The entries below are to be written out again without alteration.

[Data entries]
--- --- ---

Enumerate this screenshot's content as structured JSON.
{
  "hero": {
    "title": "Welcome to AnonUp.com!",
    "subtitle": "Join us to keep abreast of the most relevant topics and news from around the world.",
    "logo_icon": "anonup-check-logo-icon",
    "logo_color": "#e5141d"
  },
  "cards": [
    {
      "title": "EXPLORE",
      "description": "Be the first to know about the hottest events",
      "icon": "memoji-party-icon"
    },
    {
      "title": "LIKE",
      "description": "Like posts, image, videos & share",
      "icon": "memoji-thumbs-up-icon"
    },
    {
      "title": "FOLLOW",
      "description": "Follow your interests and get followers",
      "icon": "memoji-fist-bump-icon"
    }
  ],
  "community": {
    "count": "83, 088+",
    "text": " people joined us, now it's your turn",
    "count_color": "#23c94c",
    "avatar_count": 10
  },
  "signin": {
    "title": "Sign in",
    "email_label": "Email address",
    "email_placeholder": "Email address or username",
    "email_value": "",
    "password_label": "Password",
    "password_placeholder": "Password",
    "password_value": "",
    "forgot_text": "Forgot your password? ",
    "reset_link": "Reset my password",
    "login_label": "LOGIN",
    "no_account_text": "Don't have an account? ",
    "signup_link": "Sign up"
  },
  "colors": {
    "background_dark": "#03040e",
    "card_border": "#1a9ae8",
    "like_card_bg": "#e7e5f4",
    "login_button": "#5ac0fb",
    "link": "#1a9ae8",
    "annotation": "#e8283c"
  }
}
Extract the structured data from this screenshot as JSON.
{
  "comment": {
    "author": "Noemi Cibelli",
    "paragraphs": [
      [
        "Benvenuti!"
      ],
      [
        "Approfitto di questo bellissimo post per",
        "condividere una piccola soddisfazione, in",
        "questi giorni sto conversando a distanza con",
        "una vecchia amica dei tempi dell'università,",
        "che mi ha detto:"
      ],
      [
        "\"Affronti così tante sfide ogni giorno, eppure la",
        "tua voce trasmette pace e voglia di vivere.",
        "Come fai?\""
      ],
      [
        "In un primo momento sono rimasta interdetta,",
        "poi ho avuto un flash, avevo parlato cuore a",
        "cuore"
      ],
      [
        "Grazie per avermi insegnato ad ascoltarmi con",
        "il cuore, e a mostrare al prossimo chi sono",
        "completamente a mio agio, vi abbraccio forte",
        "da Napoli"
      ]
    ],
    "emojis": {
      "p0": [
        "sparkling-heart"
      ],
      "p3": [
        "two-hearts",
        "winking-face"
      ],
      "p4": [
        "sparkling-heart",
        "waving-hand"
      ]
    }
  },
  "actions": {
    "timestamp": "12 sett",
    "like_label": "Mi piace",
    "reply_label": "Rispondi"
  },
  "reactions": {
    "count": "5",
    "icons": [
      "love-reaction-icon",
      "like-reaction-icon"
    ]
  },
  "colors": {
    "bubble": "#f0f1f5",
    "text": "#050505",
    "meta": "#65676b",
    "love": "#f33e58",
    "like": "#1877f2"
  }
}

--- --- ---

> Task response:
Enumerate this screenshot's content as structured JSON.
{
  "hero": {
    "title": "Welcome to AnonUp.com!",
    "subtitle": "Join us to keep abreast of the most relevant topics and news from around the world.",
    "logo_icon": "anonup-check-logo-icon",
    "logo_color": "#e5141d"
  },
  "cards": [
    {
      "title": "EXPLORE",
      "description": "Be the first to know about the hottest events",
      "icon": "memoji-party-icon"
    },
    {
      "title": "LIKE",
      "description": "Like posts, image, videos & share",
      "icon": "memoji-thumbs-up-icon"
    },
    {
      "title": "FOLLOW",
      "description": "Follow your interests and get followers",
      "icon": "memoji-fist-bump-icon"
    }
  ],
  "community": {
    "count": "83, 088+",
    "text": " people joined us, now it's your turn",
    "count_color": "#23c94c",
    "avatar_count": 10
  },
  "signin": {
    "title": "Sign in",
    "email_label": "Email address",
    "email_placeholder": "Email address or username",
    "email_value": "",
    "password_label": "Password",
    "password_placeholder": "Password",
    "password_value": "",
    "forgot_text": "Forgot your password? ",
    "reset_link": "Reset my password",
    "login_label": "LOGIN",
    "no_account_text": "Don't have an account? ",
    "signup_link": "Sign up"
  },
  "colors": {
    "background_dark": "#03040e",
    "card_border": "#1a9ae8",
    "like_card_bg": "#e7e5f4",
    "login_button": "#5ac0fb",
    "link": "#1a9ae8",
    "annotation": "#e8283c"
  }
}
Extract the structured data from this screenshot as JSON.
{
  "comment": {
    "author": "Noemi Cibelli",
    "paragraphs": [
      [
        "Benvenuti!"
      ],
      [
        "Approfitto di questo bellissimo post per",
        "condividere una piccola soddisfazione, in",
        "questi giorni sto conversando a distanza con",
        "una vecchia amica dei tempi dell'università,",
        "che mi ha detto:"
      ],
      [
        "\"Affronti così tante sfide ogni giorno, eppure la",
        "tua voce trasmette pace e voglia di vivere.",
        "Come fai?\""
      ],
      [
        "In un primo momento sono rimasta interdetta,",
        "poi ho avuto un flash, avevo parlato cuore a",
        "cuore"
      ],
      [
        "Grazie per avermi insegnato ad ascoltarmi con",
        "il cuore, e a mostrare al prossimo chi sono",
        "completamente a mio agio, vi abbraccio forte",
        "da Napoli"
      ]
    ],
    "emojis": {
      "p0": [
        "sparkling-heart"
      ],
      "p3": [
        "two-hearts",
        "winking-face"
      ],
      "p4": [
        "sparkling-heart",
        "waving-hand"
      ]
    }
  },
  "actions": {
    "timestamp": "12 sett",
    "like_label": "Mi piace",
    "reply_label": "Rispondi"
  },
  "reactions": {
    "count": "5",
    "icons": [
      "love-reaction-icon",
      "like-reaction-icon"
    ]
  },
  "colors": {
    "bubble": "#f0f1f5",
    "text": "#050505",
    "meta": "#65676b",
    "love": "#f33e58",
    "like": "#1877f2"
  }
}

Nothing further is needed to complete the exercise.